## Data items
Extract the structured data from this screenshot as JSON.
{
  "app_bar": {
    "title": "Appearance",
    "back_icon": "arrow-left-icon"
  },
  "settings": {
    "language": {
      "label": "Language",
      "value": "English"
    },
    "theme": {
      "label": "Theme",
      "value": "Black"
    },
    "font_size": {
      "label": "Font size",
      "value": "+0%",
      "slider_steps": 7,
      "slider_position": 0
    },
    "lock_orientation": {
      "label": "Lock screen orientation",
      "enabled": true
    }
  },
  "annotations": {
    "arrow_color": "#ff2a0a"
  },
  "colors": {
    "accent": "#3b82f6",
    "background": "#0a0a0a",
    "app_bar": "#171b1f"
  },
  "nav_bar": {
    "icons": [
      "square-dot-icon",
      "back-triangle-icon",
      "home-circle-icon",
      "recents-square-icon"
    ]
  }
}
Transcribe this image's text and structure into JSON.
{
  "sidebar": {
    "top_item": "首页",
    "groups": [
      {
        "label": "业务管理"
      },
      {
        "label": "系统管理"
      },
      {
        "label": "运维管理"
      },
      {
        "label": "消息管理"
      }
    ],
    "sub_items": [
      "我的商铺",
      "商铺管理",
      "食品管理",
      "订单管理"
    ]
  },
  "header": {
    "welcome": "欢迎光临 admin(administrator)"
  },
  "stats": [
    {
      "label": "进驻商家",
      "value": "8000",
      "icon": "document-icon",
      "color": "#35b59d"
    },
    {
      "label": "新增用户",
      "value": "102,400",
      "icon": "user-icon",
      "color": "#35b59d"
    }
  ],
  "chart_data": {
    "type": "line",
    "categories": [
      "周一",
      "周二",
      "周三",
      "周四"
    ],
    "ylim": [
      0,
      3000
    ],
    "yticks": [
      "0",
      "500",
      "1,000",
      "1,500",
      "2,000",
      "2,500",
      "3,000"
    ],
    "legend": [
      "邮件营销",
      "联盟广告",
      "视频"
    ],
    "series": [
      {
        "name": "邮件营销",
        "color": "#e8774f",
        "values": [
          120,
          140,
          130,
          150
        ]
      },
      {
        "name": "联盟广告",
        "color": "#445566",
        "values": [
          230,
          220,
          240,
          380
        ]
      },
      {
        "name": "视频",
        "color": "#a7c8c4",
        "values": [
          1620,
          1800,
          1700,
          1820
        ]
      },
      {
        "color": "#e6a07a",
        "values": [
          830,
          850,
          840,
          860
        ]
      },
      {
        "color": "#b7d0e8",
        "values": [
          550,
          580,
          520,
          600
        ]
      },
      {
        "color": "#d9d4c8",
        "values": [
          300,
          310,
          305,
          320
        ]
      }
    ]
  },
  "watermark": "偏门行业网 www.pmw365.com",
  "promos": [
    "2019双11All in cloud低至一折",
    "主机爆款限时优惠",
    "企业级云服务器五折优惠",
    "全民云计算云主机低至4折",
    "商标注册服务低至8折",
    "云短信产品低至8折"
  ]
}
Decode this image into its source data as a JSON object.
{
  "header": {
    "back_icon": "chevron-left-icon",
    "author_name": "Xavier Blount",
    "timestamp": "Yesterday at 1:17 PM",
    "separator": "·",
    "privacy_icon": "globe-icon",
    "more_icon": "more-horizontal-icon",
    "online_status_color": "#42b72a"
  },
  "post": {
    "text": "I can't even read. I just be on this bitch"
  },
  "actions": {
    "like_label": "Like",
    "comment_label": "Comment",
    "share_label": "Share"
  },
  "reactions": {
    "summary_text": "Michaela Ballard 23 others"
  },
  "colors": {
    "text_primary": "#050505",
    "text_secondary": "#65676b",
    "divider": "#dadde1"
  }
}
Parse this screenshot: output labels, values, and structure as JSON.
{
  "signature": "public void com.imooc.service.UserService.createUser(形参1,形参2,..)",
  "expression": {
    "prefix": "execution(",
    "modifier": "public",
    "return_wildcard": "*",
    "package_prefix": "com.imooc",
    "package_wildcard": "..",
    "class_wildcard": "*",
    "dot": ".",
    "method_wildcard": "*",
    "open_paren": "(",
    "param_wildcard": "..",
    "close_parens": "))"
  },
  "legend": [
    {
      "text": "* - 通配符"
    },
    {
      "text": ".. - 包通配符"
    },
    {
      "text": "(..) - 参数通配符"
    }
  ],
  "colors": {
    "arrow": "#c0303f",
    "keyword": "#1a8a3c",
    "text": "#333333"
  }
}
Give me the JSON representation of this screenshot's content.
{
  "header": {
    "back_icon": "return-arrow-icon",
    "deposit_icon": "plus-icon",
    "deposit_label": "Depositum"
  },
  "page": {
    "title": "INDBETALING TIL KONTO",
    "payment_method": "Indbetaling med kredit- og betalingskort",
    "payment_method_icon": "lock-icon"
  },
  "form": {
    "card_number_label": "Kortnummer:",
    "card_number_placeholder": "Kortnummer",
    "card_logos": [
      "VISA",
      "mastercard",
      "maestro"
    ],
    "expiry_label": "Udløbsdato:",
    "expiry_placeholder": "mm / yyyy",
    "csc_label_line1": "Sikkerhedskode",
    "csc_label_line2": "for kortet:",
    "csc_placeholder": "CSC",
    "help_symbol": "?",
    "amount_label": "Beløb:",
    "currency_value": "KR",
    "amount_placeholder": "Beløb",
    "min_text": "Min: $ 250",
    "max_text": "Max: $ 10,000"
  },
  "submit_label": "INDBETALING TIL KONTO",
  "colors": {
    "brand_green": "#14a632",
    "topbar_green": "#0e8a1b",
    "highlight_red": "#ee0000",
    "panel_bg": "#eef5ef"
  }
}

## Problem details
Would you restate each of the entries word for word?

## Right answer
Extract the structured data from this screenshot as JSON.
{
  "app_bar": {
    "title": "Appearance",
    "back_icon": "arrow-left-icon"
  },
  "settings": {
    "language": {
      "label": "Language",
      "value": "English"
    },
    "theme": {
      "label": "Theme",
      "value": "Black"
    },
    "font_size": {
      "label": "Font size",
      "value": "+0%",
      "slider_steps": 7,
      "slider_position": 0
    },
    "lock_orientation": {
      "label": "Lock screen orientation",
      "enabled": true
    }
  },
  "annotations": {
    "arrow_color": "#ff2a0a"
  },
  "colors": {
    "accent": "#3b82f6",
    "background": "#0a0a0a",
    "app_bar": "#171b1f"
  },
  "nav_bar": {
    "icons": [
      "square-dot-icon",
      "back-triangle-icon",
      "home-circle-icon",
      "recents-square-icon"
    ]
  }
}
Transcribe this image's text and structure into JSON.
{
  "sidebar": {
    "top_item": "首页",
    "groups": [
      {
        "label": "业务管理"
      },
      {
        "label": "系统管理"
      },
      {
        "label": "运维管理"
      },
      {
        "label": "消息管理"
      }
    ],
    "sub_items": [
      "我的商铺",
      "商铺管理",
      "食品管理",
      "订单管理"
    ]
  },
  "header": {
    "welcome": "欢迎光临 admin(administrator)"
  },
  "stats": [
    {
      "label": "进驻商家",
      "value": "8000",
      "icon": "document-icon",
      "color": "#35b59d"
    },
    {
      "label": "新增用户",
      "value": "102,400",
      "icon": "user-icon",
      "color": "#35b59d"
    }
  ],
  "chart_data": {
    "type": "line",
    "categories": [
      "周一",
      "周二",
      "周三",
      "周四"
    ],
    "ylim": [
      0,
      3000
    ],
    "yticks": [
      "0",
      "500",
      "1,000",
      "1,500",
      "2,000",
      "2,500",
      "3,000"
    ],
    "legend": [
      "邮件营销",
      "联盟广告",
      "视频"
    ],
    "series": [
      {
        "name": "邮件营销",
        "color": "#e8774f",
        "values": [
          120,
          140,
          130,
          150
        ]
      },
      {
        "name": "联盟广告",
        "color": "#445566",
        "values": [
          230,
          220,
          240,
          380
        ]
      },
      {
        "name": "视频",
        "color": "#a7c8c4",
        "values": [
          1620,
          1800,
          1700,
          1820
        ]
      },
      {
        "color": "#e6a07a",
        "values": [
          830,
          850,
          840,
          860
        ]
      },
      {
        "color": "#b7d0e8",
        "values": [
          550,
          580,
          520,
          600
        ]
      },
      {
        "color": "#d9d4c8",
        "values": [
          300,
          310,
          305,
          320
        ]
      }
    ]
  },
  "watermark": "偏门行业网 www.pmw365.com",
  "promos": [
    "2019双11All in cloud低至一折",
    "主机爆款限时优惠",
    "企业级云服务器五折优惠",
    "全民云计算云主机低至4折",
    "商标注册服务低至8折",
    "云短信产品低至8折"
  ]
}
Decode this image into its source data as a JSON object.
{
  "header": {
    "back_icon": "chevron-left-icon",
    "author_name": "Xavier Blount",
    "timestamp": "Yesterday at 1:17 PM",
    "separator": "·",
    "privacy_icon": "globe-icon",
    "more_icon": "more-horizontal-icon",
    "online_status_color": "#42b72a"
  },
  "post": {
    "text": "I can't even read. I just be on this bitch"
  },
  "actions": {
    "like_label": "Like",
    "comment_label": "Comment",
    "share_label": "Share"
  },
  "reactions": {
    "summary_text": "Michaela Ballard 23 others"
  },
  "colors": {
    "text_primary": "#050505",
    "text_secondary": "#65676b",
    "divider": "#dadde1"
  }
}
Parse this screenshot: output labels, values, and structure as JSON.
{
  "signature": "public void com.imooc.service.UserService.createUser(形参1,形参2,..)",
  "expression": {
    "prefix": "execution(",
    "modifier": "public",
    "return_wildcard": "*",
    "package_prefix": "com.imooc",
    "package_wildcard": "..",
    "class_wildcard": "*",
    "dot": ".",
    "method_wildcard": "*",
    "open_paren": "(",
    "param_wildcard": "..",
    "close_parens": "))"
  },
  "legend": [
    {
      "text": "* - 通配符"
    },
    {
      "text": ".. - 包通配符"
    },
    {
      "text": "(..) - 参数通配符"
    }
  ],
  "colors": {
    "arrow": "#c0303f",
    "keyword": "#1a8a3c",
    "text": "#333333"
  }
}
Give me the JSON representation of this screenshot's content.
{
  "header": {
    "back_icon": "return-arrow-icon",
    "deposit_icon": "plus-icon",
    "deposit_label": "Depositum"
  },
  "page": {
    "title": "INDBETALING TIL KONTO",
    "payment_method": "Indbetaling med kredit- og betalingskort",
    "payment_method_icon": "lock-icon"
  },
  "form": {
    "card_number_label": "Kortnummer:",
    "card_number_placeholder": "Kortnummer",
    "card_logos": [
      "VISA",
      "mastercard",
      "maestro"
    ],
    "expiry_label": "Udløbsdato:",
    "expiry_placeholder": "mm / yyyy",
    "csc_label_line1": "Sikkerhedskode",
    "csc_label_line2": "for kortet:",
    "csc_placeholder": "CSC",
    "help_symbol": "?",
    "amount_label": "Beløb:",
    "currency_value": "KR",
    "amount_placeholder": "Beløb",
    "min_text": "Min: $ 250",
    "max_text": "Max: $ 10,000"
  },
  "submit_label": "INDBETALING TIL KONTO",
  "colors": {
    "brand_green": "#14a632",
    "topbar_green": "#0e8a1b",
    "highlight_red": "#ee0000",
    "panel_bg": "#eef5ef"
  }
}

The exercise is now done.